Records from a data collection
============

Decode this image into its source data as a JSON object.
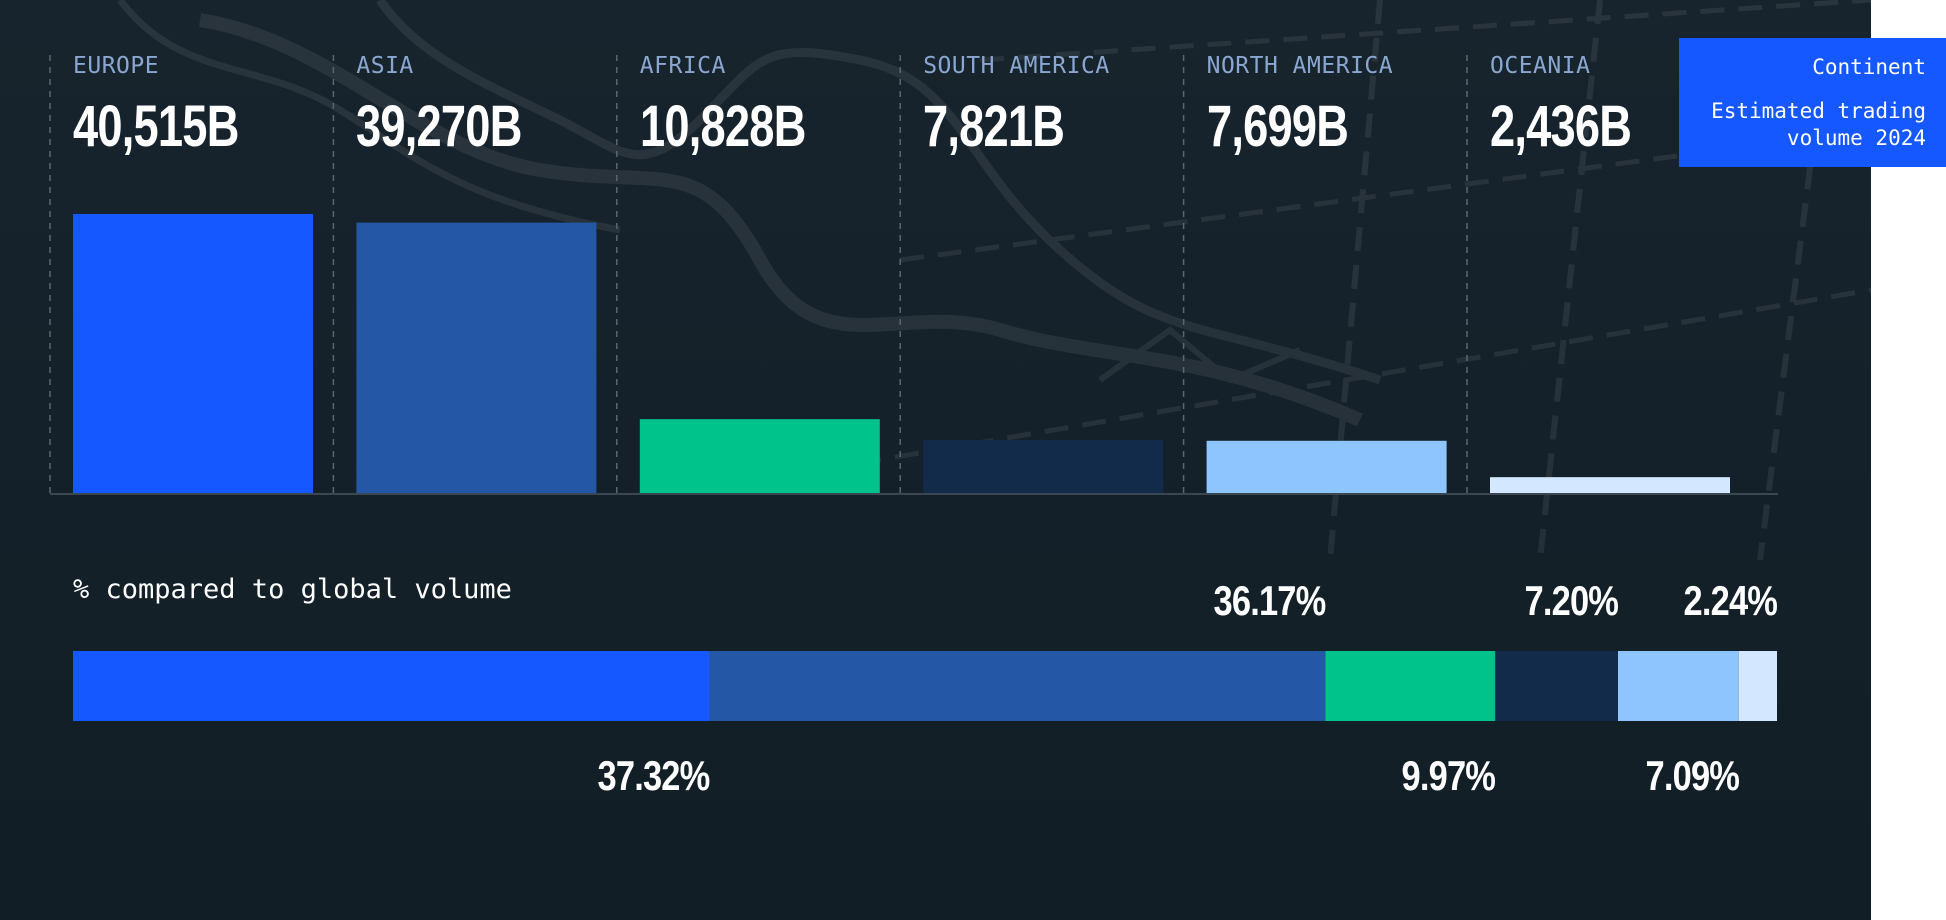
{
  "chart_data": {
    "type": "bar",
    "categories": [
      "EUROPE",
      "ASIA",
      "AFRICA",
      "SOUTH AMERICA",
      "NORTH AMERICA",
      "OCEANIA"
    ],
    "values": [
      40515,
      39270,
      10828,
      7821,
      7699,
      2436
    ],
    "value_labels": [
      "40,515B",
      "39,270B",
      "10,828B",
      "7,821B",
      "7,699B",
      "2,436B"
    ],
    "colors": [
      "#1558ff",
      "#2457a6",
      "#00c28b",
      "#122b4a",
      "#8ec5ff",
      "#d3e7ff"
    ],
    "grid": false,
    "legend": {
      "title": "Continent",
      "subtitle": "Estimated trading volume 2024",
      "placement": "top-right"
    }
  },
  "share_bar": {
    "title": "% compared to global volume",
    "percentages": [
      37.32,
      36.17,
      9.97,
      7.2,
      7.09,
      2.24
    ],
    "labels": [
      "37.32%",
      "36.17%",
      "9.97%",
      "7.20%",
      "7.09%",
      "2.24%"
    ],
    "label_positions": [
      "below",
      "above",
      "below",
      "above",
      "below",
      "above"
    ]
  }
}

============

- Problem details -
Apart from the pictures, the entries above are to be repeated in full and exactly.

- Response for this exercise -
Decode this image into its source data as a JSON object.
{
  "chart_data": {
    "type": "bar",
    "categories": [
      "EUROPE",
      "ASIA",
      "AFRICA",
      "SOUTH AMERICA",
      "NORTH AMERICA",
      "OCEANIA"
    ],
    "values": [
      40515,
      39270,
      10828,
      7821,
      7699,
      2436
    ],
    "value_labels": [
      "40,515B",
      "39,270B",
      "10,828B",
      "7,821B",
      "7,699B",
      "2,436B"
    ],
    "colors": [
      "#1558ff",
      "#2457a6",
      "#00c28b",
      "#122b4a",
      "#8ec5ff",
      "#d3e7ff"
    ],
    "grid": false,
    "legend": {
      "title": "Continent",
      "subtitle": "Estimated trading volume 2024",
      "placement": "top-right"
    }
  },
  "share_bar": {
    "title": "% compared to global volume",
    "percentages": [
      37.32,
      36.17,
      9.97,
      7.2,
      7.09,
      2.24
    ],
    "labels": [
      "37.32%",
      "36.17%",
      "9.97%",
      "7.20%",
      "7.09%",
      "2.24%"
    ],
    "label_positions": [
      "below",
      "above",
      "below",
      "above",
      "below",
      "above"
    ]
  }
}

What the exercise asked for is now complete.